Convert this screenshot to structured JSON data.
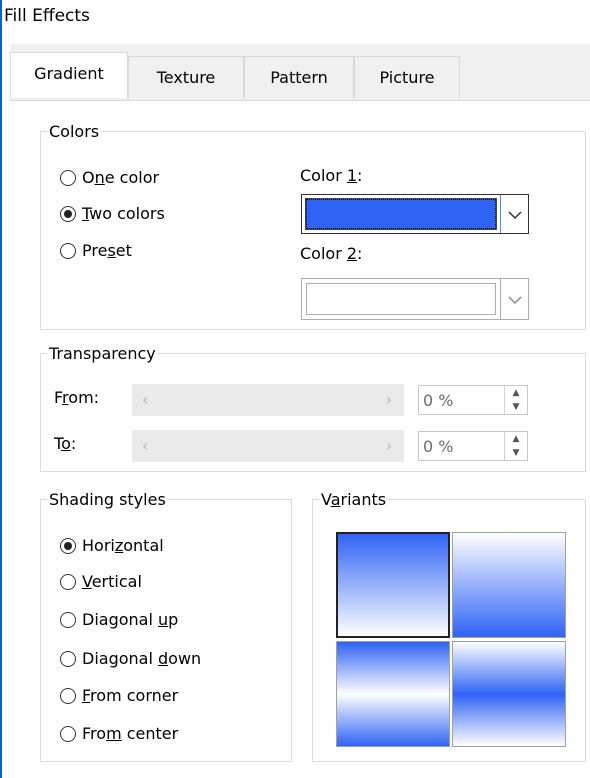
{
  "window": {
    "title": "Fill Effects"
  },
  "tabs": [
    "Gradient",
    "Texture",
    "Pattern",
    "Picture"
  ],
  "colors_group": {
    "legend": "Colors",
    "options": [
      {
        "pre": "O",
        "key": "n",
        "post": "e color",
        "checked": false
      },
      {
        "pre": "",
        "key": "T",
        "post": "wo colors",
        "checked": true
      },
      {
        "pre": "Pre",
        "key": "s",
        "post": "et",
        "checked": false
      }
    ],
    "color1_label_pre": "Color ",
    "color1_label_key": "1",
    "color1_label_post": ":",
    "color2_label_pre": "Color ",
    "color2_label_key": "2",
    "color2_label_post": ":",
    "color1_value": "#2f63f5",
    "color2_value": "#ffffff"
  },
  "transparency": {
    "legend": "Transparency",
    "from_pre": "F",
    "from_key": "r",
    "from_post": "om:",
    "to_pre": "T",
    "to_key": "o",
    "to_post": ":",
    "from_value": "0 %",
    "to_value": "0 %"
  },
  "shading": {
    "legend": "Shading styles",
    "options": [
      {
        "pre": "Hori",
        "key": "z",
        "post": "ontal",
        "checked": true
      },
      {
        "pre": "",
        "key": "V",
        "post": "ertical",
        "checked": false
      },
      {
        "pre": "Diagonal ",
        "key": "u",
        "post": "p",
        "checked": false
      },
      {
        "pre": "Diagonal ",
        "key": "d",
        "post": "own",
        "checked": false
      },
      {
        "pre": "",
        "key": "F",
        "post": "rom corner",
        "checked": false
      },
      {
        "pre": "Fro",
        "key": "m",
        "post": " center",
        "checked": false
      }
    ]
  },
  "variants": {
    "legend_pre": "V",
    "legend_key": "a",
    "legend_post": "riants"
  },
  "accent_color": "#2f63f5"
}
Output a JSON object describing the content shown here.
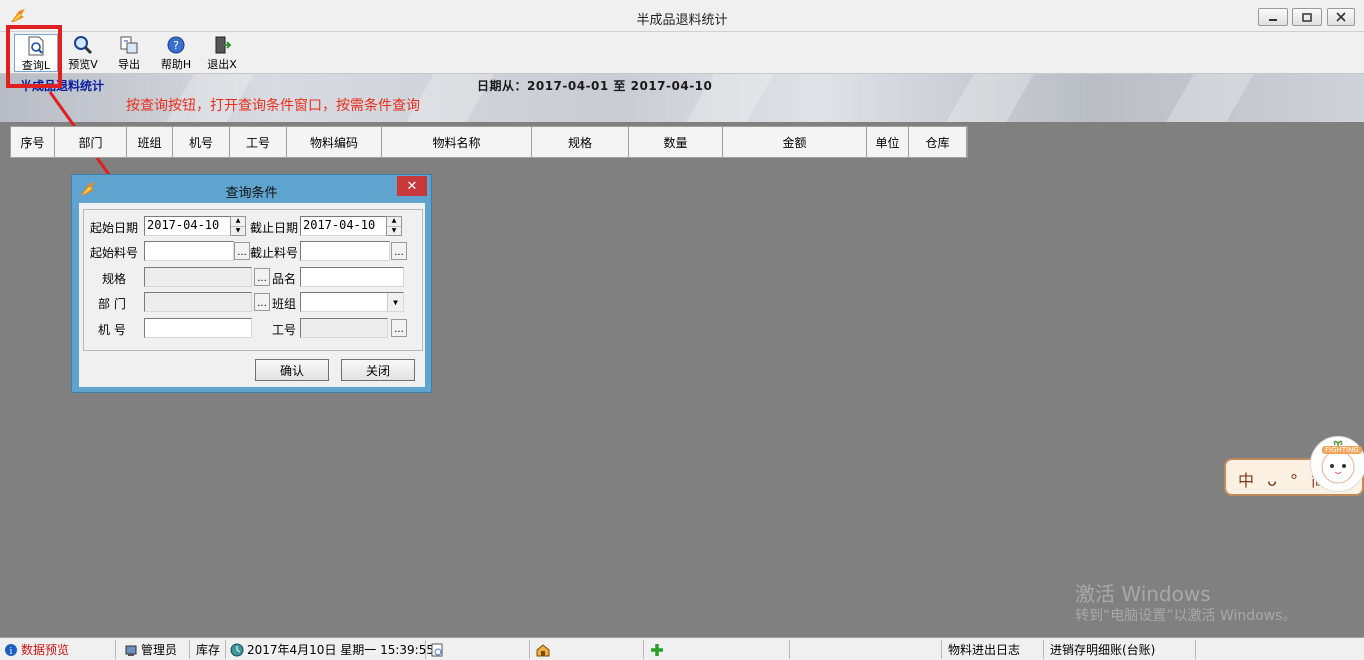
{
  "window": {
    "title": "半成品退料统计"
  },
  "toolbar": {
    "query_label": "查询L",
    "preview_label": "预览V",
    "export_label": "导出",
    "help_label": "帮助H",
    "exit_label": "退出X"
  },
  "report": {
    "name": "半成品退料统计",
    "date_range": "日期从：2017-04-01 至 2017-04-10",
    "annotation": "按查询按钮，打开查询条件窗口，按需条件查询"
  },
  "grid": {
    "columns": [
      "序号",
      "部门",
      "班组",
      "机号",
      "工号",
      "物料编码",
      "物料名称",
      "规格",
      "数量",
      "金额",
      "单位",
      "仓库"
    ]
  },
  "dialog": {
    "title": "查询条件",
    "close": "✕",
    "start_date_label": "起始日期",
    "start_date_value": "2017-04-10",
    "end_date_label": "截止日期",
    "end_date_value": "2017-04-10",
    "start_item_label": "起始料号",
    "end_item_label": "截止料号",
    "spec_label": "规格",
    "name_label": "品名",
    "dept_label": "部  门",
    "team_label": "班组",
    "machine_label": "机  号",
    "worker_label": "工号",
    "ellipsis": "...",
    "confirm_label": "确认",
    "close_label": "关闭"
  },
  "watermark": {
    "line1": "激活 Windows",
    "line2": "转到“电脑设置”以激活 Windows。"
  },
  "ime": {
    "text": "中 ᴗ ° 简",
    "badge": "FIGHTING"
  },
  "statusbar": {
    "data_preview": "数据预览",
    "user": "管理员",
    "module": "库存",
    "datetime": "2017年4月10日 星期一 15:39:55",
    "log": "物料进出日志",
    "ledger": "进销存明细账(台账)"
  },
  "colors": {
    "annotation": "#e8301e",
    "report_name": "#0a1fa0",
    "dialog_frame": "#5fa4cf",
    "highlight_box": "#e02020"
  }
}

━━━━━━━━━━━━━━━━━━━━

TASK DESCRIPTION: Copy the records exactly. Skip the pictures.

RESPONSE TO THE TASK:
Convert this screenshot to structured JSON data.
{
  "window": {
    "title": "Fill Effects"
  },
  "tabs": [
    "Gradient",
    "Texture",
    "Pattern",
    "Picture"
  ],
  "colors_group": {
    "legend": "Colors",
    "options": [
      {
        "pre": "O",
        "key": "n",
        "post": "e color",
        "checked": false
      },
      {
        "pre": "",
        "key": "T",
        "post": "wo colors",
        "checked": true
      },
      {
        "pre": "Pre",
        "key": "s",
        "post": "et",
        "checked": false
      }
    ],
    "color1_label_pre": "Color ",
    "color1_label_key": "1",
    "color1_label_post": ":",
    "color2_label_pre": "Color ",
    "color2_label_key": "2",
    "color2_label_post": ":",
    "color1_value": "#2f63f5",
    "color2_value": "#ffffff"
  },
  "transparency": {
    "legend": "Transparency",
    "from_pre": "F",
    "from_key": "r",
    "from_post": "om:",
    "to_pre": "T",
    "to_key": "o",
    "to_post": ":",
    "from_value": "0 %",
    "to_value": "0 %"
  },
  "shading": {
    "legend": "Shading styles",
    "options": [
      {
        "pre": "Hori",
        "key": "z",
        "post": "ontal",
        "checked": true
      },
      {
        "pre": "",
        "key": "V",
        "post": "ertical",
        "checked": false
      },
      {
        "pre": "Diagonal ",
        "key": "u",
        "post": "p",
        "checked": false
      },
      {
        "pre": "Diagonal ",
        "key": "d",
        "post": "own",
        "checked": false
      },
      {
        "pre": "",
        "key": "F",
        "post": "rom corner",
        "checked": false
      },
      {
        "pre": "Fro",
        "key": "m",
        "post": " center",
        "checked": false
      }
    ]
  },
  "variants": {
    "legend_pre": "V",
    "legend_key": "a",
    "legend_post": "riants"
  },
  "accent_color": "#2f63f5"
}
Output a JSON object describing the content shown here.
{
  "window": {
    "title": "半成品退料统计"
  },
  "toolbar": {
    "query_label": "查询L",
    "preview_label": "预览V",
    "export_label": "导出",
    "help_label": "帮助H",
    "exit_label": "退出X"
  },
  "report": {
    "name": "半成品退料统计",
    "date_range": "日期从：2017-04-01 至 2017-04-10",
    "annotation": "按查询按钮，打开查询条件窗口，按需条件查询"
  },
  "grid": {
    "columns": [
      "序号",
      "部门",
      "班组",
      "机号",
      "工号",
      "物料编码",
      "物料名称",
      "规格",
      "数量",
      "金额",
      "单位",
      "仓库"
    ]
  },
  "dialog": {
    "title": "查询条件",
    "close": "✕",
    "start_date_label": "起始日期",
    "start_date_value": "2017-04-10",
    "end_date_label": "截止日期",
    "end_date_value": "2017-04-10",
    "start_item_label": "起始料号",
    "end_item_label": "截止料号",
    "spec_label": "规格",
    "name_label": "品名",
    "dept_label": "部  门",
    "team_label": "班组",
    "machine_label": "机  号",
    "worker_label": "工号",
    "ellipsis": "...",
    "confirm_label": "确认",
    "close_label": "关闭"
  },
  "watermark": {
    "line1": "激活 Windows",
    "line2": "转到“电脑设置”以激活 Windows。"
  },
  "ime": {
    "text": "中 ᴗ ° 简",
    "badge": "FIGHTING"
  },
  "statusbar": {
    "data_preview": "数据预览",
    "user": "管理员",
    "module": "库存",
    "datetime": "2017年4月10日 星期一 15:39:55",
    "log": "物料进出日志",
    "ledger": "进销存明细账(台账)"
  },
  "colors": {
    "annotation": "#e8301e",
    "report_name": "#0a1fa0",
    "dialog_frame": "#5fa4cf",
    "highlight_box": "#e02020"
  }
}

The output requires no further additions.